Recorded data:
** START **

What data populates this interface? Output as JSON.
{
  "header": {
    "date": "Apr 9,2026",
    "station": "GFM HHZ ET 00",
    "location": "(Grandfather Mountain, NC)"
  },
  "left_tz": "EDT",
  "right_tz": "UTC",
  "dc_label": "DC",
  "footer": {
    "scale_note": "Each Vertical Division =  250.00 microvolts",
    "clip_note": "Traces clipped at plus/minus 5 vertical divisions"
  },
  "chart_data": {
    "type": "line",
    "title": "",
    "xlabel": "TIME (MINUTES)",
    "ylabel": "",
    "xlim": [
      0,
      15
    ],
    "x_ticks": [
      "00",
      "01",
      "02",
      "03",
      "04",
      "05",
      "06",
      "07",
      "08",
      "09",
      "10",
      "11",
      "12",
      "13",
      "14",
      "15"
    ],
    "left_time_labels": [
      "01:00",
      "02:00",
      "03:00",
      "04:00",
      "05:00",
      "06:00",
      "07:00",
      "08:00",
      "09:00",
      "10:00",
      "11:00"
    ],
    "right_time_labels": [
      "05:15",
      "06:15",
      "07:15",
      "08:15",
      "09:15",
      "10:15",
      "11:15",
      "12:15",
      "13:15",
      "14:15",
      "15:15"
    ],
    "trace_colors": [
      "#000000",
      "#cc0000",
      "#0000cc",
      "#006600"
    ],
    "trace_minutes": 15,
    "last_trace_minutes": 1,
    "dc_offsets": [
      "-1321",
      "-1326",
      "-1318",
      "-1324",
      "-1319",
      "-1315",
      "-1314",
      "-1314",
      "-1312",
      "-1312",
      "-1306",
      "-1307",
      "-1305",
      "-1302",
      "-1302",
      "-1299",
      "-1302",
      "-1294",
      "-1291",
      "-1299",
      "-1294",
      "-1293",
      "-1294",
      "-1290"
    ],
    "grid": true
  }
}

** END **

• Short problem:
Reproduce each record exactly, leaving nothing out.

• Written answer:
What data populates this interface? Output as JSON.
{
  "header": {
    "date": "Apr 9,2026",
    "station": "GFM HHZ ET 00",
    "location": "(Grandfather Mountain, NC)"
  },
  "left_tz": "EDT",
  "right_tz": "UTC",
  "dc_label": "DC",
  "footer": {
    "scale_note": "Each Vertical Division =  250.00 microvolts",
    "clip_note": "Traces clipped at plus/minus 5 vertical divisions"
  },
  "chart_data": {
    "type": "line",
    "title": "",
    "xlabel": "TIME (MINUTES)",
    "ylabel": "",
    "xlim": [
      0,
      15
    ],
    "x_ticks": [
      "00",
      "01",
      "02",
      "03",
      "04",
      "05",
      "06",
      "07",
      "08",
      "09",
      "10",
      "11",
      "12",
      "13",
      "14",
      "15"
    ],
    "left_time_labels": [
      "01:00",
      "02:00",
      "03:00",
      "04:00",
      "05:00",
      "06:00",
      "07:00",
      "08:00",
      "09:00",
      "10:00",
      "11:00"
    ],
    "right_time_labels": [
      "05:15",
      "06:15",
      "07:15",
      "08:15",
      "09:15",
      "10:15",
      "11:15",
      "12:15",
      "13:15",
      "14:15",
      "15:15"
    ],
    "trace_colors": [
      "#000000",
      "#cc0000",
      "#0000cc",
      "#006600"
    ],
    "trace_minutes": 15,
    "last_trace_minutes": 1,
    "dc_offsets": [
      "-1321",
      "-1326",
      "-1318",
      "-1324",
      "-1319",
      "-1315",
      "-1314",
      "-1314",
      "-1312",
      "-1312",
      "-1306",
      "-1307",
      "-1305",
      "-1302",
      "-1302",
      "-1299",
      "-1302",
      "-1294",
      "-1291",
      "-1299",
      "-1294",
      "-1293",
      "-1294",
      "-1290"
    ],
    "grid": true
  }
}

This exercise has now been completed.